◆ **Goal**
Check every line below for the string "Pemerintah", and copy the lines that contain it.

Collected data
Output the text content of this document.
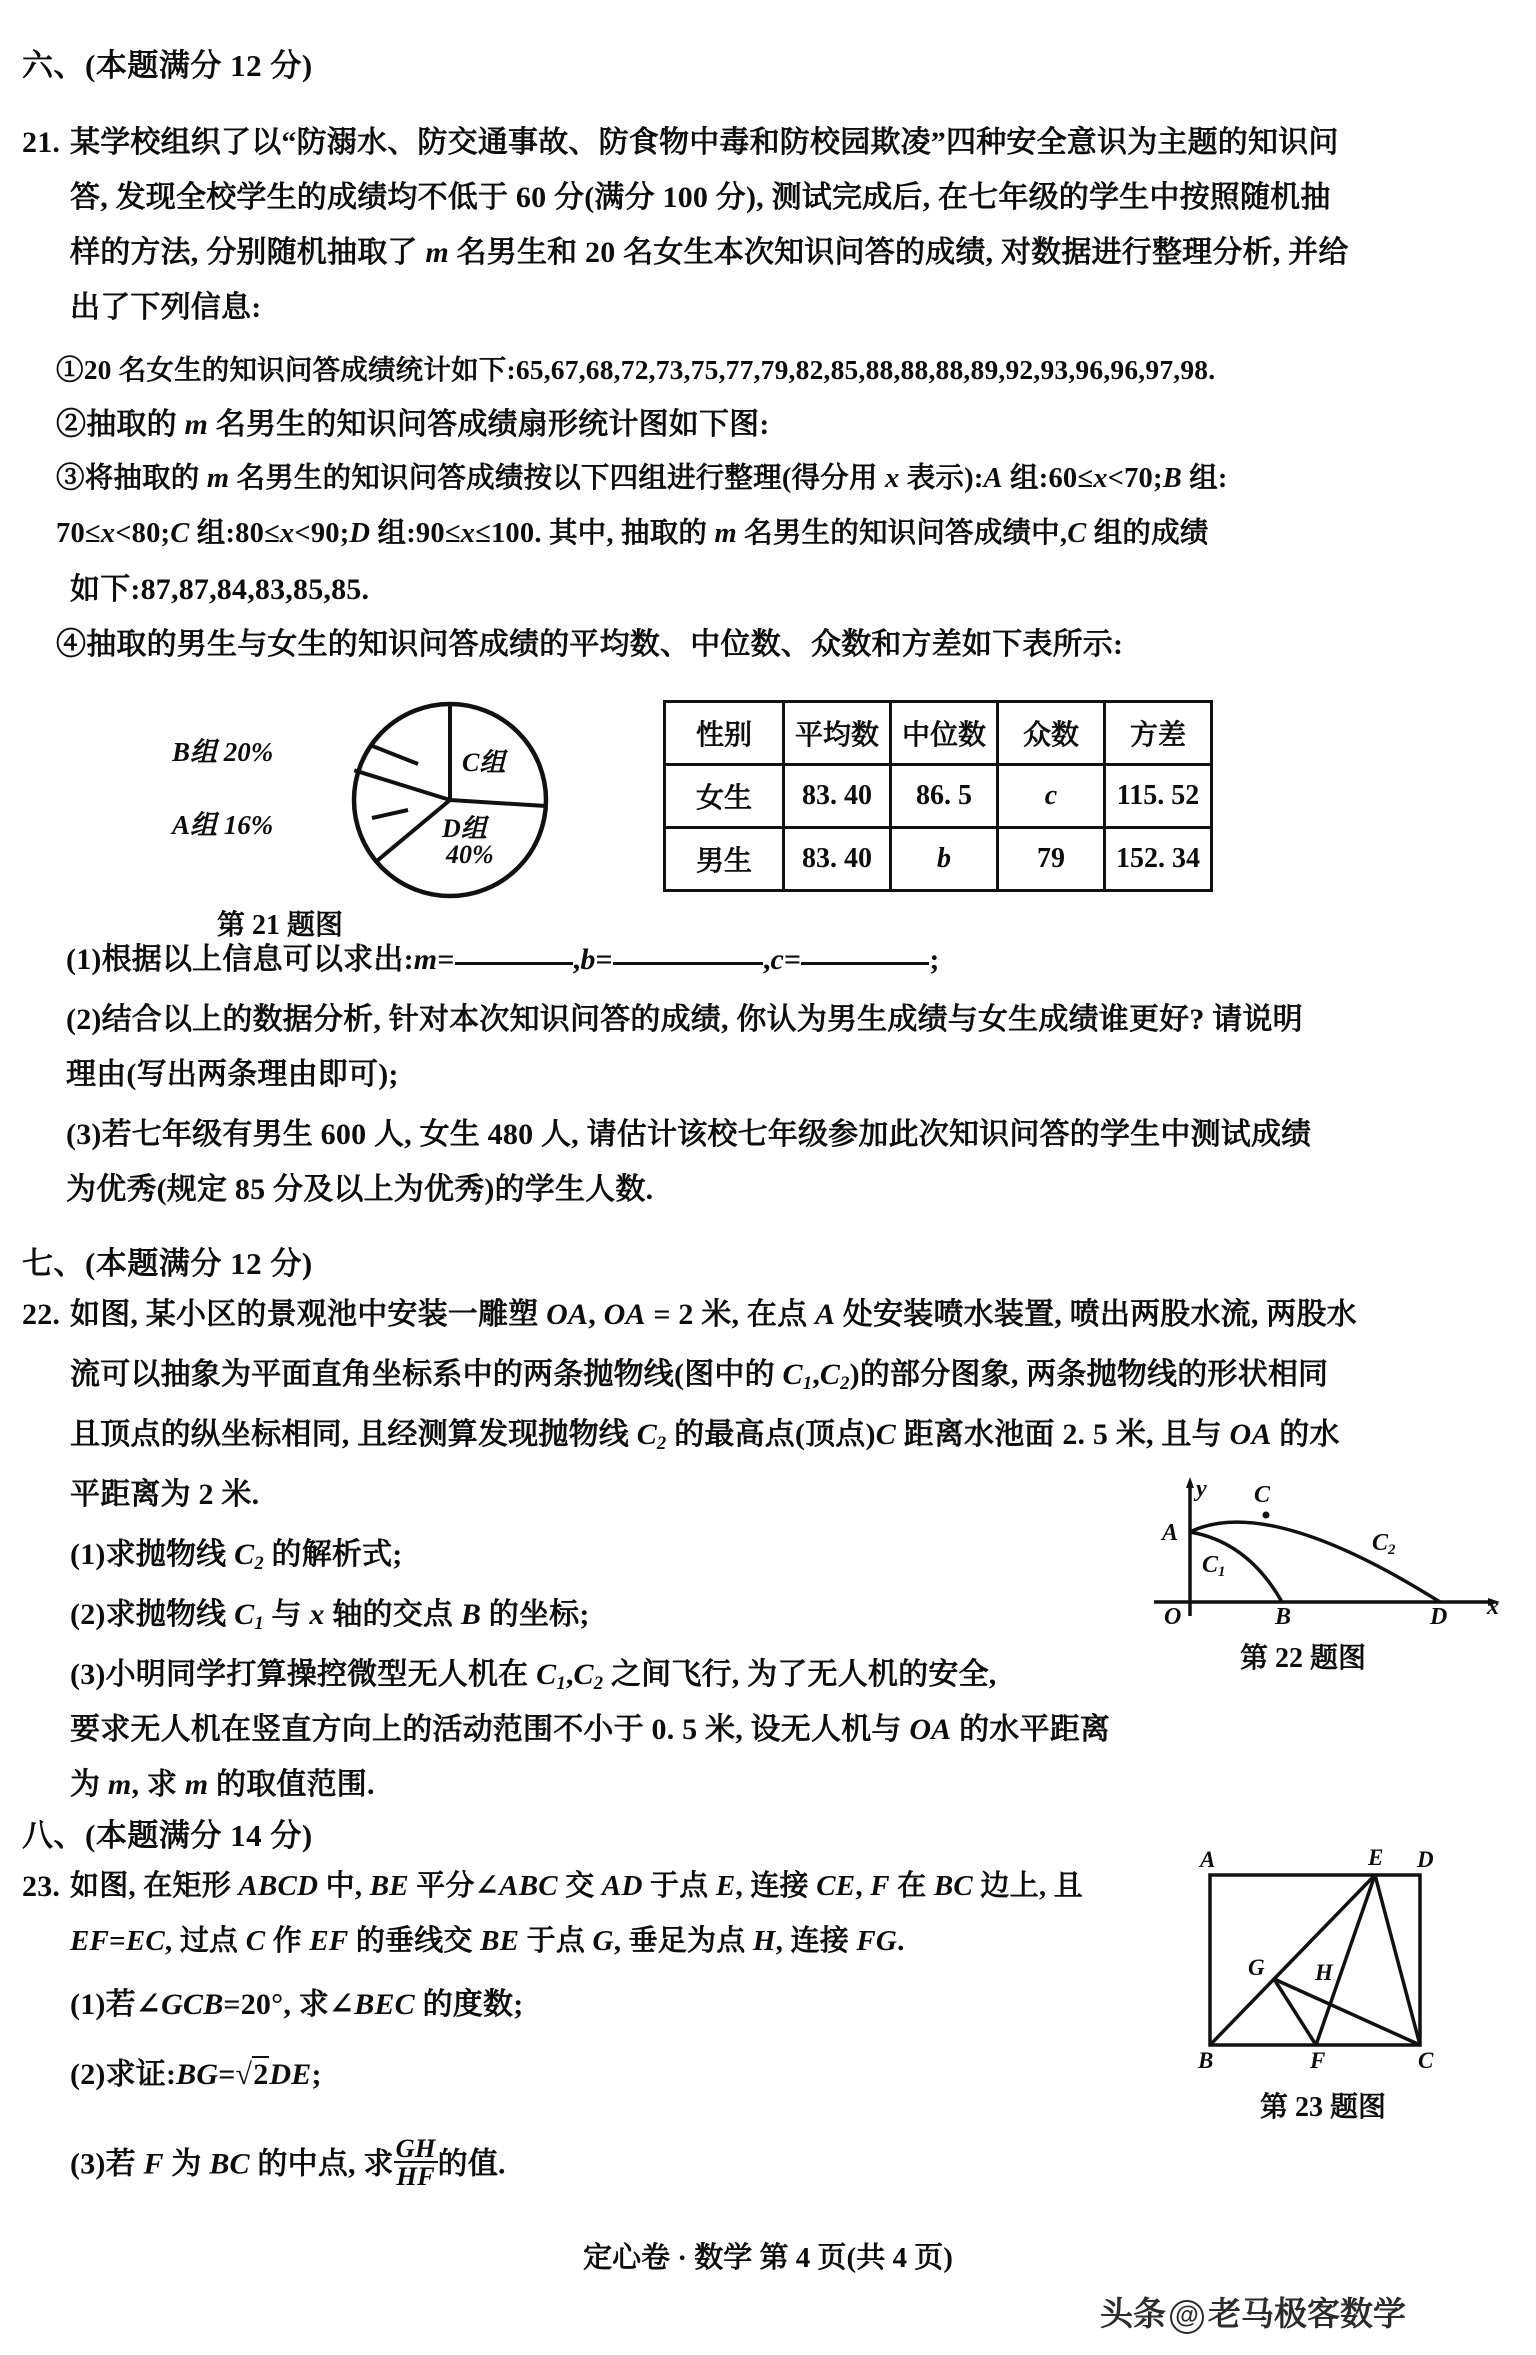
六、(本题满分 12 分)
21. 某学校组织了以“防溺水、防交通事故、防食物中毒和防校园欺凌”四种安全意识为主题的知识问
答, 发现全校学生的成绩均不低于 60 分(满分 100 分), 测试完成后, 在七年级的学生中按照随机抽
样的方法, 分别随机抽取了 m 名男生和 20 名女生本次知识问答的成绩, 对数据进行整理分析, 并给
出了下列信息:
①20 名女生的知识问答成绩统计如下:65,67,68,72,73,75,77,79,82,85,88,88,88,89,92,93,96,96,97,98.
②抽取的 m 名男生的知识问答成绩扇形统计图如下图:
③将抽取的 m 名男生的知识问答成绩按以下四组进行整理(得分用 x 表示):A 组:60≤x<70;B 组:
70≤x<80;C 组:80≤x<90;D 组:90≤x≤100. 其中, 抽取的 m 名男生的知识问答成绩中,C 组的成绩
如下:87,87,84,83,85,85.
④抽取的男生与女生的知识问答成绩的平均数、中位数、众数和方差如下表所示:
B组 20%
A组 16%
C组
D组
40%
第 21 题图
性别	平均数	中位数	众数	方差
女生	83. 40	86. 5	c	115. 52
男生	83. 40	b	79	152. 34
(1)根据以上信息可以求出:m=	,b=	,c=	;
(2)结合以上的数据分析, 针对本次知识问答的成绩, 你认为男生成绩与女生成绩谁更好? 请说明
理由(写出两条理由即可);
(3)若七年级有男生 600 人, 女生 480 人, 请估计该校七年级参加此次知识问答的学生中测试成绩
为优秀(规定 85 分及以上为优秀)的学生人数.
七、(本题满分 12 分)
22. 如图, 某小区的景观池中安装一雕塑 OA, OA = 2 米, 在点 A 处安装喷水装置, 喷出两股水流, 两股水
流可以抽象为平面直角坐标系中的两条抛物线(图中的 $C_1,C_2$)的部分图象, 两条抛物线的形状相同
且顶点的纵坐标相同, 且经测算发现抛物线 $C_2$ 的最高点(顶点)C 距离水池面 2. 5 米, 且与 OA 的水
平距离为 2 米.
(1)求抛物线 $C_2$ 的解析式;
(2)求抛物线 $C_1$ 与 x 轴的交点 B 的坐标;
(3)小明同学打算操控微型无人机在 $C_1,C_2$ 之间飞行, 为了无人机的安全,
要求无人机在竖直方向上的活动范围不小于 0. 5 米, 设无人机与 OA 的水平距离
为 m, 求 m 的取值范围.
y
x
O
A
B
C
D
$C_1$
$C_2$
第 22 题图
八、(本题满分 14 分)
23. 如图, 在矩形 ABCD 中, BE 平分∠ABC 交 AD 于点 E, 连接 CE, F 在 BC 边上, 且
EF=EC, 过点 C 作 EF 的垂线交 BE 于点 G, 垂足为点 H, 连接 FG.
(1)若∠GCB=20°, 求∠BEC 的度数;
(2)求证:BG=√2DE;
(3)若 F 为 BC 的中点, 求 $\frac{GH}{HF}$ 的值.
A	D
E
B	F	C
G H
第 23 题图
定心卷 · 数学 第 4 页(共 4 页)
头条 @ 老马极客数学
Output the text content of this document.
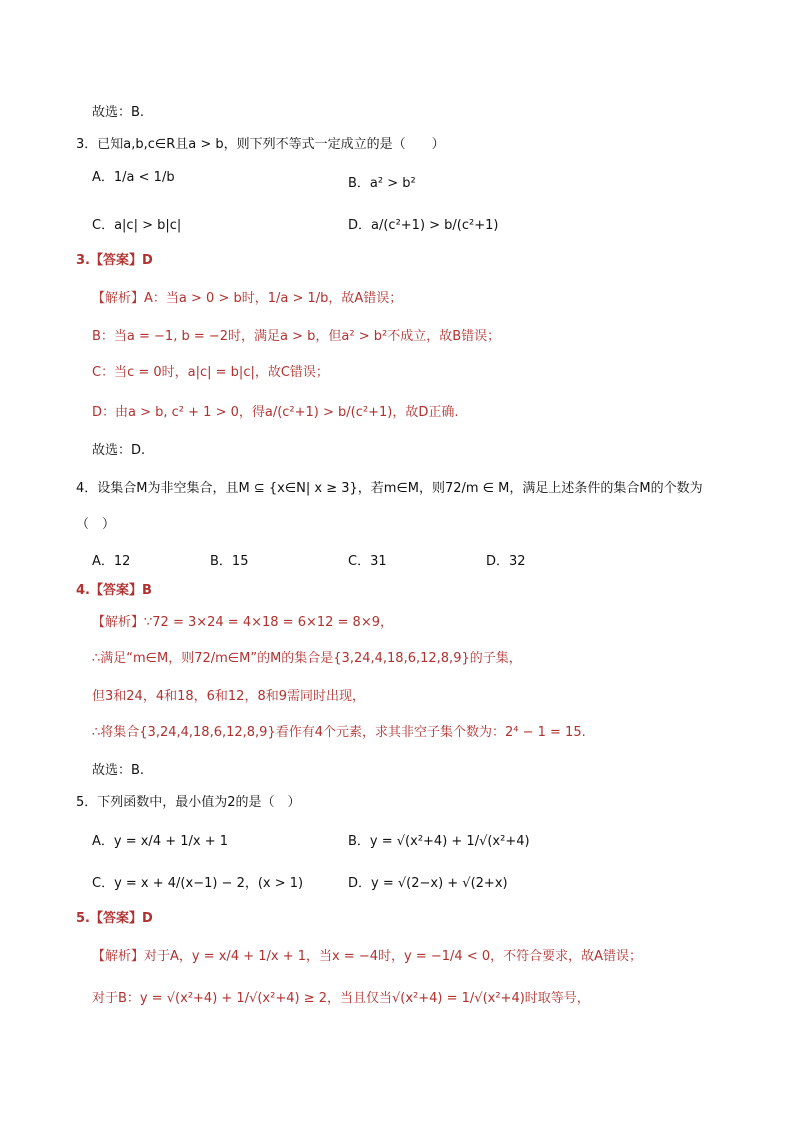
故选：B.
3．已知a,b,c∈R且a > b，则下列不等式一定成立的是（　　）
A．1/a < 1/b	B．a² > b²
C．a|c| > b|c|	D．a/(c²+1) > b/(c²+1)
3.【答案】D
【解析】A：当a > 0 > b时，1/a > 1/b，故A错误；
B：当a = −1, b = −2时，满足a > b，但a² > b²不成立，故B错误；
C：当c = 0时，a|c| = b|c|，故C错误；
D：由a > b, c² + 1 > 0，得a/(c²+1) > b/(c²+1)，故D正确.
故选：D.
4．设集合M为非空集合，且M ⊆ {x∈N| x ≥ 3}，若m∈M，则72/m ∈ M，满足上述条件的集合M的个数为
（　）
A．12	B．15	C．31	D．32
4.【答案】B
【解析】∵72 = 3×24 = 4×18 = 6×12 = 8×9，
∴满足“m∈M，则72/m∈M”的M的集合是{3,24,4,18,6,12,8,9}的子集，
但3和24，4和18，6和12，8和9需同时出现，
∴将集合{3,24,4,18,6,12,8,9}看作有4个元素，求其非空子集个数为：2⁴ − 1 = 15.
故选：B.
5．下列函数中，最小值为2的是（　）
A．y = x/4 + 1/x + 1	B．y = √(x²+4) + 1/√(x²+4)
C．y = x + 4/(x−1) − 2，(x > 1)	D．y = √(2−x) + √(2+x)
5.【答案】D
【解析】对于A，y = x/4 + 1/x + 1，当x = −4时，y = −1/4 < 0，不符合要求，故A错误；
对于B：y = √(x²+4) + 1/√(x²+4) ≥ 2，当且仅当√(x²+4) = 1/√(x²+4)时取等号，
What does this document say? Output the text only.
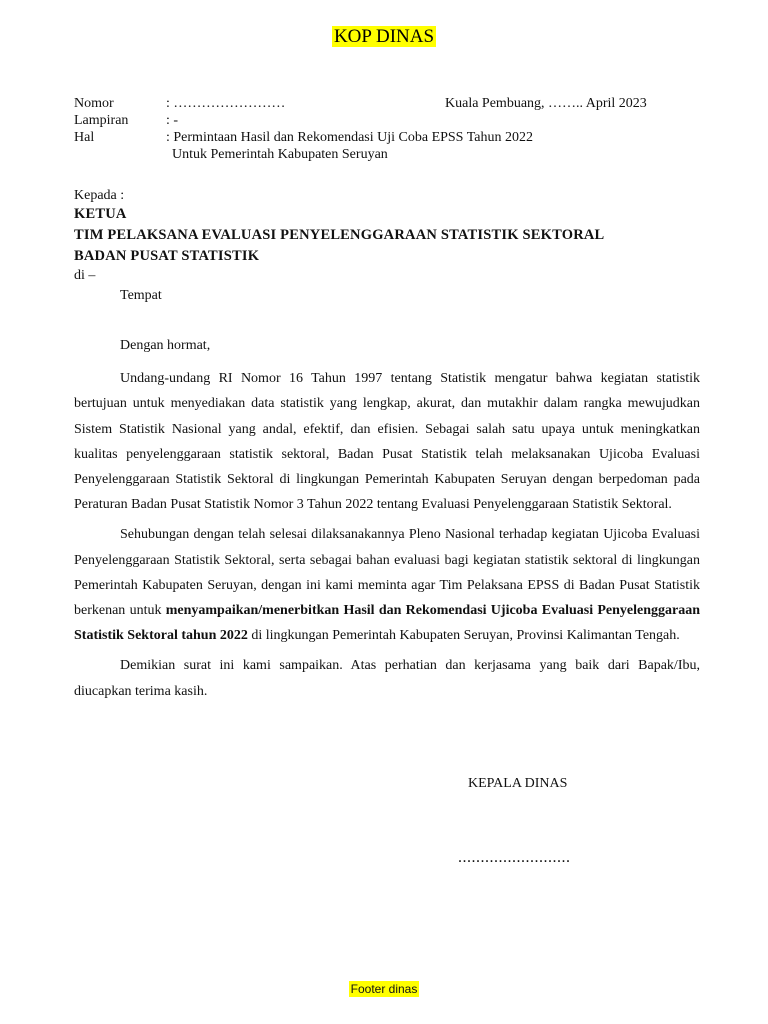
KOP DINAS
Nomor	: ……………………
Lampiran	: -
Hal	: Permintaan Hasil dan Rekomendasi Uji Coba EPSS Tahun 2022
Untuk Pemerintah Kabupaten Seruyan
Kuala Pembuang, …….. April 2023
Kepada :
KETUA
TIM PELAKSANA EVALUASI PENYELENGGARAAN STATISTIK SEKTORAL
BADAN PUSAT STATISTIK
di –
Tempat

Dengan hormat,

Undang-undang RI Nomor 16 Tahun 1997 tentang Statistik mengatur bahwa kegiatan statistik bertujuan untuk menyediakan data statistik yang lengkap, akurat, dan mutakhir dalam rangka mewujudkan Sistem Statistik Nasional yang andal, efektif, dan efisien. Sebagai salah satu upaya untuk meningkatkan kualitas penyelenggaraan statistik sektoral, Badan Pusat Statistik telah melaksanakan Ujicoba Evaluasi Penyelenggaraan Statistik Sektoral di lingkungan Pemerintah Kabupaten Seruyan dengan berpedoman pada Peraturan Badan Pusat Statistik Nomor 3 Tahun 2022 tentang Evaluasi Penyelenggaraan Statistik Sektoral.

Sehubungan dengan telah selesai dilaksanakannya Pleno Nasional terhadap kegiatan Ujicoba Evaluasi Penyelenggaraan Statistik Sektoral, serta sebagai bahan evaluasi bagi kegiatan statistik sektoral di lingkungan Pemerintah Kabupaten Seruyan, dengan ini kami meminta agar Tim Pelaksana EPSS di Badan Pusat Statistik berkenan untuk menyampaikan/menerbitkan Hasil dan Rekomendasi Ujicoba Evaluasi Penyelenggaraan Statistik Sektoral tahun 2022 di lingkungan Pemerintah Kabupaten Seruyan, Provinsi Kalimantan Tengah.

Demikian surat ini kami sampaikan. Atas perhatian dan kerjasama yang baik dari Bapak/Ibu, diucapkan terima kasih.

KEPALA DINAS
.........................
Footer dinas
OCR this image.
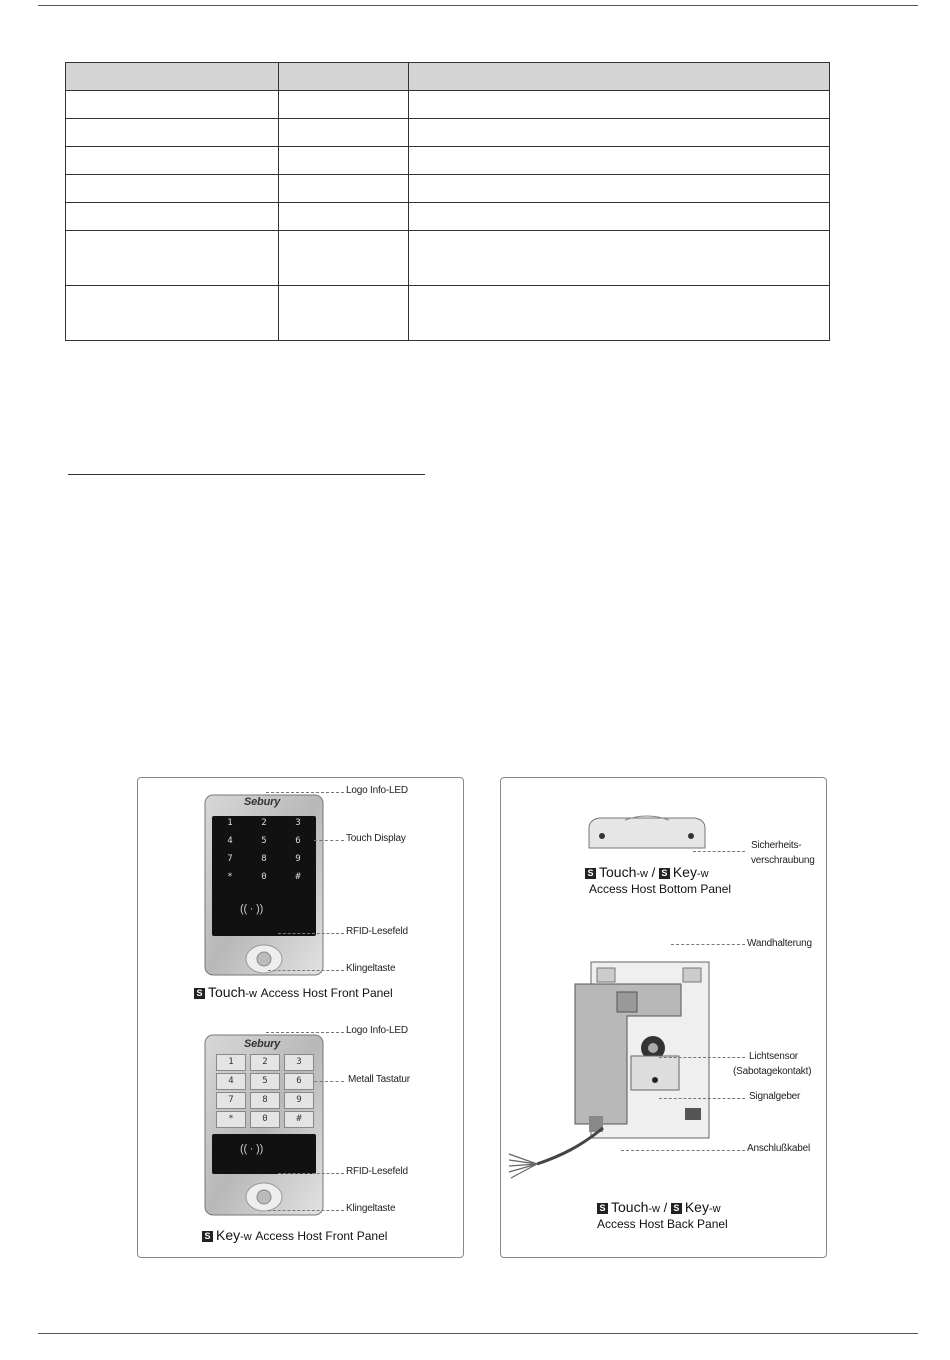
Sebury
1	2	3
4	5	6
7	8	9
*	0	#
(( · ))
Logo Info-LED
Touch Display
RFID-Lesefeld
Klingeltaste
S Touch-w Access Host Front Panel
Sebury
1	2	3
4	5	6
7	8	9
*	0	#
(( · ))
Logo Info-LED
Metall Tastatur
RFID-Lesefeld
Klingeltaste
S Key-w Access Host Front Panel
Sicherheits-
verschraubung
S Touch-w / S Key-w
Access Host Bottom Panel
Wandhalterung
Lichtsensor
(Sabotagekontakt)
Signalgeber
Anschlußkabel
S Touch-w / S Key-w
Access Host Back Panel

◆ **Result for this exercise**
Untuk Pemerintah Kabupaten Seruyan
Undang-undang RI Nomor 16 Tahun 1997 tentang Statistik mengatur bahwa kegiatan statistik bertujuan untuk menyediakan data statistik yang lengkap, akurat, dan mutakhir dalam rangka mewujudkan Sistem Statistik Nasional yang andal, efektif, dan efisien. Sebagai salah satu upaya untuk meningkatkan kualitas penyelenggaraan statistik sektoral, Badan Pusat Statistik telah melaksanakan Ujicoba Evaluasi Penyelenggaraan Statistik Sektoral di lingkungan Pemerintah Kabupaten Seruyan dengan berpedoman pada Peraturan Badan Pusat Statistik Nomor 3 Tahun 2022 tentang Evaluasi Penyelenggaraan Statistik Sektoral.
Sehubungan dengan telah selesai dilaksanakannya Pleno Nasional terhadap kegiatan Ujicoba Evaluasi Penyelenggaraan Statistik Sektoral, serta sebagai bahan evaluasi bagi kegiatan statistik sektoral di lingkungan Pemerintah Kabupaten Seruyan, dengan ini kami meminta agar Tim Pelaksana EPSS di Badan Pusat Statistik berkenan untuk menyampaikan/menerbitkan Hasil dan Rekomendasi Ujicoba Evaluasi Penyelenggaraan Statistik Sektoral tahun 2022 di lingkungan Pemerintah Kabupaten Seruyan, Provinsi Kalimantan Tengah.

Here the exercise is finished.